# [Exercise prompt]
Return every line below as is, leaving out the pictures.

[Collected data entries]
——

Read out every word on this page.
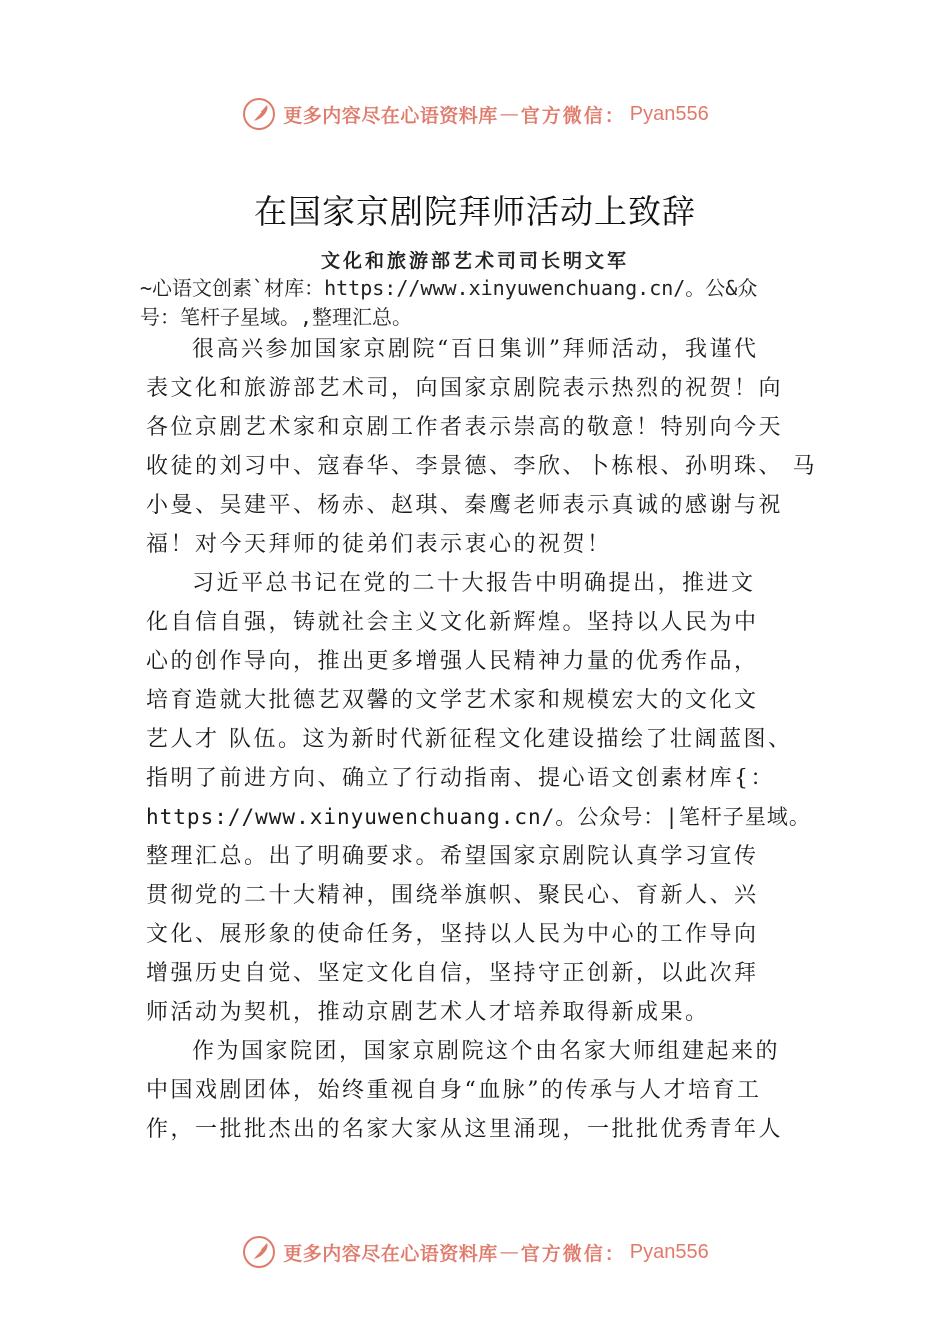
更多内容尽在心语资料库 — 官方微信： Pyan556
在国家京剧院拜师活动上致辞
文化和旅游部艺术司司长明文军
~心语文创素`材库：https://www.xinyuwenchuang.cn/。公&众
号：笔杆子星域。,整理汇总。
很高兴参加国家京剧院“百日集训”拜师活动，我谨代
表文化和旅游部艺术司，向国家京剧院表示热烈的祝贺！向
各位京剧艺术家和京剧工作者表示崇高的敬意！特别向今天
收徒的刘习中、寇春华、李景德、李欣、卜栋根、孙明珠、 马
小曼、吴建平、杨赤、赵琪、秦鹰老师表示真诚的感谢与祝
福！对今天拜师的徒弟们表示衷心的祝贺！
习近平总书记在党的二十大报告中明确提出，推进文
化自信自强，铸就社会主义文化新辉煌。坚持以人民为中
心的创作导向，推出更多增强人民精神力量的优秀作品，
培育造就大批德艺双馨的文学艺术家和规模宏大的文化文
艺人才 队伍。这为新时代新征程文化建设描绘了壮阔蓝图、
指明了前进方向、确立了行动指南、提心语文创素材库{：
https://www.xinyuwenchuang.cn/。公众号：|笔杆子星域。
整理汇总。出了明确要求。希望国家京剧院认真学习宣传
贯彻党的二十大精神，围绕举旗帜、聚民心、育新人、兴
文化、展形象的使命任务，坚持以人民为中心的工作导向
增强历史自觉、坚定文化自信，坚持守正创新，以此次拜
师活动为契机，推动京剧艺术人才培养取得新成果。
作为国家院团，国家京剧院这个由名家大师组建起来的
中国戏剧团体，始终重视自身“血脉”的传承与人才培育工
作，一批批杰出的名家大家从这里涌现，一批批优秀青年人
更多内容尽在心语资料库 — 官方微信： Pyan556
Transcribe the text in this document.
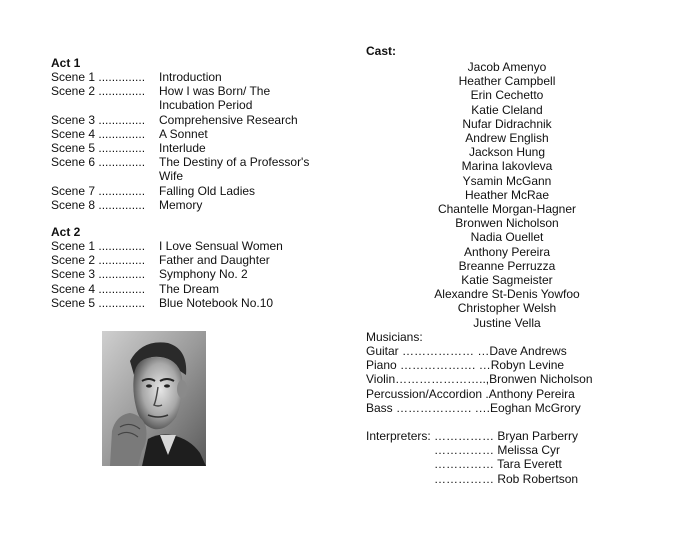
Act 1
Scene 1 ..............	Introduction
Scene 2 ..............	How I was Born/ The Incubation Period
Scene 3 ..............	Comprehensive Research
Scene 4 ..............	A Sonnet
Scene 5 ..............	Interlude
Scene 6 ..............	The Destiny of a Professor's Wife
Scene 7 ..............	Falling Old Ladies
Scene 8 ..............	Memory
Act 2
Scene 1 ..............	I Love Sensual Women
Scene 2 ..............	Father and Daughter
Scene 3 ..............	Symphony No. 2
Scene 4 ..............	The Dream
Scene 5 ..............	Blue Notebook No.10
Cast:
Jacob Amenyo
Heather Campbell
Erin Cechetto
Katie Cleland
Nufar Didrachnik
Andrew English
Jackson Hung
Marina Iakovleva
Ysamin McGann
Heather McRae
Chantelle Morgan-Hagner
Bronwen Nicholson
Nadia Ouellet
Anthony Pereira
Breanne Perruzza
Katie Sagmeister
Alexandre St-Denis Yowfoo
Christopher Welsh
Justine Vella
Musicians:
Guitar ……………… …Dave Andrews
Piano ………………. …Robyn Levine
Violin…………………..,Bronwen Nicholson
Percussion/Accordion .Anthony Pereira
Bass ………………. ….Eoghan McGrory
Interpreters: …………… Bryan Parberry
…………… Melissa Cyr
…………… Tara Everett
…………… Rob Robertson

——

# [Finished task]
Read out every word on this page.
更多内容尽在心语资料库 — 官方微信： Pyan556
在国家京剧院拜师活动上致辞
文化和旅游部艺术司司长明文军
~心语文创素`材库：https://www.xinyuwenchuang.cn/。公&众
号：笔杆子星域。,整理汇总。
很高兴参加国家京剧院“百日集训”拜师活动，我谨代
表文化和旅游部艺术司，向国家京剧院表示热烈的祝贺！向
各位京剧艺术家和京剧工作者表示崇高的敬意！特别向今天
收徒的刘习中、寇春华、李景德、李欣、卜栋根、孙明珠、 马
小曼、吴建平、杨赤、赵琪、秦鹰老师表示真诚的感谢与祝
福！对今天拜师的徒弟们表示衷心的祝贺！
习近平总书记在党的二十大报告中明确提出，推进文
化自信自强，铸就社会主义文化新辉煌。坚持以人民为中
心的创作导向，推出更多增强人民精神力量的优秀作品，
培育造就大批德艺双馨的文学艺术家和规模宏大的文化文
艺人才 队伍。这为新时代新征程文化建设描绘了壮阔蓝图、
指明了前进方向、确立了行动指南、提心语文创素材库{：
https://www.xinyuwenchuang.cn/。公众号：|笔杆子星域。
整理汇总。出了明确要求。希望国家京剧院认真学习宣传
贯彻党的二十大精神，围绕举旗帜、聚民心、育新人、兴
文化、展形象的使命任务，坚持以人民为中心的工作导向
增强历史自觉、坚定文化自信，坚持守正创新，以此次拜
师活动为契机，推动京剧艺术人才培养取得新成果。
作为国家院团，国家京剧院这个由名家大师组建起来的
中国戏剧团体，始终重视自身“血脉”的传承与人才培育工
作，一批批杰出的名家大家从这里涌现，一批批优秀青年人
更多内容尽在心语资料库 — 官方微信： Pyan556
Transcribe the text in this document.
Act 1
Scene 1 ..............	Introduction
Scene 2 ..............	How I was Born/ The Incubation Period
Scene 3 ..............	Comprehensive Research
Scene 4 ..............	A Sonnet
Scene 5 ..............	Interlude
Scene 6 ..............	The Destiny of a Professor's Wife
Scene 7 ..............	Falling Old Ladies
Scene 8 ..............	Memory
Act 2
Scene 1 ..............	I Love Sensual Women
Scene 2 ..............	Father and Daughter
Scene 3 ..............	Symphony No. 2
Scene 4 ..............	The Dream
Scene 5 ..............	Blue Notebook No.10
Cast:
Jacob Amenyo
Heather Campbell
Erin Cechetto
Katie Cleland
Nufar Didrachnik
Andrew English
Jackson Hung
Marina Iakovleva
Ysamin McGann
Heather McRae
Chantelle Morgan-Hagner
Bronwen Nicholson
Nadia Ouellet
Anthony Pereira
Breanne Perruzza
Katie Sagmeister
Alexandre St-Denis Yowfoo
Christopher Welsh
Justine Vella
Musicians:
Guitar ……………… …Dave Andrews
Piano ………………. …Robyn Levine
Violin…………………..,Bronwen Nicholson
Percussion/Accordion .Anthony Pereira
Bass ………………. ….Eoghan McGrory
Interpreters: …………… Bryan Parberry
…………… Melissa Cyr
…………… Tara Everett
…………… Rob Robertson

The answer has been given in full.